▸ **SHORT TASK**: What is the number of lines containing the string "text"? Answer with the number only.

═══

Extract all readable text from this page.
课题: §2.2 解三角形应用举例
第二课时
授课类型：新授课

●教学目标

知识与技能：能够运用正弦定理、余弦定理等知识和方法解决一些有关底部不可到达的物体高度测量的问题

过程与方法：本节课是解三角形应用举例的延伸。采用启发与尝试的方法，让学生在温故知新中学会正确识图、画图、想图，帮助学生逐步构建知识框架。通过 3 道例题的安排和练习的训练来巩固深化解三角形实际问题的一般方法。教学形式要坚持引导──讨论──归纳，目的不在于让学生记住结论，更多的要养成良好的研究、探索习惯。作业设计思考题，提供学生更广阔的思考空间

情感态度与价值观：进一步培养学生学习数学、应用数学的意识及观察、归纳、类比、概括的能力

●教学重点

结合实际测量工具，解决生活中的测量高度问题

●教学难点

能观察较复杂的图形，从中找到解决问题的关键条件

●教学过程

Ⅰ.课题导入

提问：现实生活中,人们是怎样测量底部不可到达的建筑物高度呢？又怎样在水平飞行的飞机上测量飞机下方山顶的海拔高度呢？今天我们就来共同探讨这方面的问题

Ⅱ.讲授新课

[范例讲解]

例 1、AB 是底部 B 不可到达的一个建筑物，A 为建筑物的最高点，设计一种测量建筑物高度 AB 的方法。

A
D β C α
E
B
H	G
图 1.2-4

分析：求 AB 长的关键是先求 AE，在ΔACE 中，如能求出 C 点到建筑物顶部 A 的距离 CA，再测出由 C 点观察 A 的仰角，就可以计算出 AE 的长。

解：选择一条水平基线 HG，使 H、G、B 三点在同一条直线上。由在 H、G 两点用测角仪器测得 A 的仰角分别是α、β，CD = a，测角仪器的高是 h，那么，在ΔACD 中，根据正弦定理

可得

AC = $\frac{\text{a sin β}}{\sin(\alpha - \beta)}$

═══

▸ **THE RESULT**: 2